-- Passage given --

Zimbabwe’s ex-president, Robert Mugabe, was finally buried on Saturday 28th September in the rural village where he was born.
The private burial followed weeks of an argument between his family and the government.
Ministers wanted the body laid to rest at the National Heroes Acre in Harare with a mausoleum built at the site. The cemetery is reserved for heroes of Zimbabwe’s liberation struggle, but his family wanted him buried close to his late mother Bona in Kutama.
Mugabe’s widow Grace and his children accompanied the coffin draped in the country’s green, yellow, red and black flag.
Memorabilia were sold in a tent outside his homestead before his funeral, including a photo of the leader holding up his fist in a gesture of defiance. Mourners wore T-shirts saying “Liberator” and “Torchbearer.”
Hundreds of mourners attended a service before the burial in Kutama on Saturday, but no senior government officials were there.

-- Excerpted data --

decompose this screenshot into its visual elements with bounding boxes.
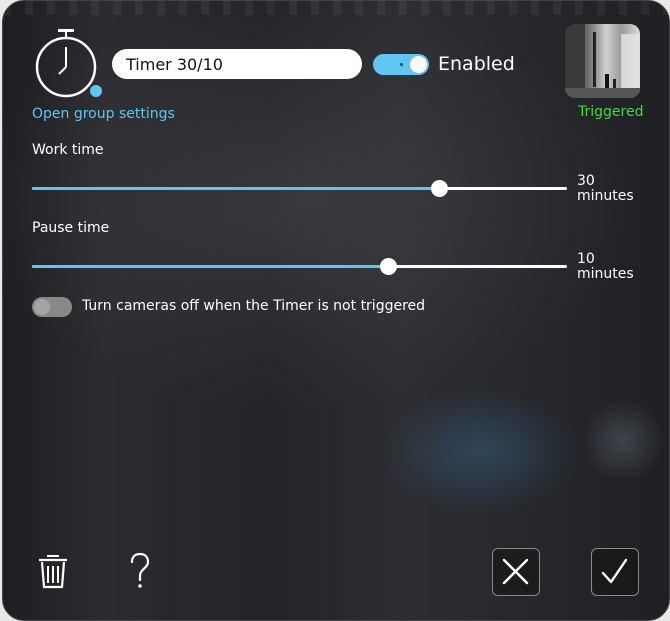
work-time-number: 30	[577, 173, 595, 189]
cameras-off-label: Turn cameras off when the Timer is not t…	[82, 298, 426, 314]
slider-fill	[32, 265, 388, 268]
slider-thumb[interactable]	[430, 180, 448, 197]
camera-thumbnail[interactable]	[565, 24, 640, 98]
cancel-button[interactable]	[492, 548, 540, 596]
camera-preview-image	[565, 24, 640, 98]
pause-time-value: 10 minutes	[577, 252, 634, 282]
question-icon[interactable]	[127, 552, 153, 590]
pause-time-slider[interactable]	[32, 256, 567, 276]
open-group-settings-link[interactable]: Open group settings	[32, 106, 175, 122]
trash-icon[interactable]	[36, 552, 70, 590]
work-time-slider[interactable]	[32, 178, 567, 198]
stopwatch-icon	[35, 29, 102, 98]
toggle-dot	[400, 63, 403, 66]
toggle-knob	[34, 299, 50, 315]
check-icon	[601, 558, 628, 584]
confirm-button[interactable]	[591, 548, 639, 596]
cameras-off-toggle[interactable]	[32, 297, 72, 317]
camera-status-label: Triggered	[578, 104, 644, 120]
enabled-label: Enabled	[438, 53, 515, 75]
work-time-unit: minutes	[577, 188, 634, 204]
work-time-label: Work time	[32, 142, 104, 158]
enabled-toggle[interactable]	[373, 54, 429, 75]
pause-time-label: Pause time	[32, 220, 110, 236]
slider-thumb[interactable]	[379, 258, 397, 275]
pause-time-number: 10	[577, 251, 595, 267]
work-time-value: 30 minutes	[577, 174, 634, 204]
pause-time-unit: minutes	[577, 266, 634, 282]
timer-name-input[interactable]	[112, 49, 362, 79]
slider-fill	[32, 187, 439, 190]
timer-settings-dialog: Open group settings Enabled Triggered Wo…	[2, 0, 670, 621]
toggle-knob	[410, 56, 427, 73]
close-icon	[502, 558, 529, 585]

-- Problems to work on --
**a)** Answer these questions using the passage about Robert Mugabe's burial:
(i) On what date was Mugabe buried?
(ii) Where did ministers want his body laid to rest?
(iii) What words were printed on the mourners' T-shirts?
**b)** Continue the passage about Robert Mugabe's burial, starting right after its final sentence.

-- Set of answers --
**a)**
(i) Saturday 28th September.
(ii) At the National Heroes Acre in Harare.
(iii) "Liberator" and "Torchbearer."

**b)**
The ruling ZANU-PF Party spokesman Simon Khaya Moyo called the private burial “most unfortunate.”
Mugabe died Sept. 6 in Singapore, where he had been receiving treatment since April for an unspecified illness.
He ended the country’s white minority rule when he came to power after Zimbabwe’s fight for independence from Britain in 1980. He clung to his seat as the country’s first prime minister then president until 2017 when he was ousted in a coup for dismissing then Vice President Emmerson Mnangagwa, 76, to make it easier for his wife, Grace Mugabe, 54, to assume the presidency.
Though he initially improved access to education and health services for the country’s poor black majority, his critics said he later resorted to repression and economic mismanagement that sunk the economy.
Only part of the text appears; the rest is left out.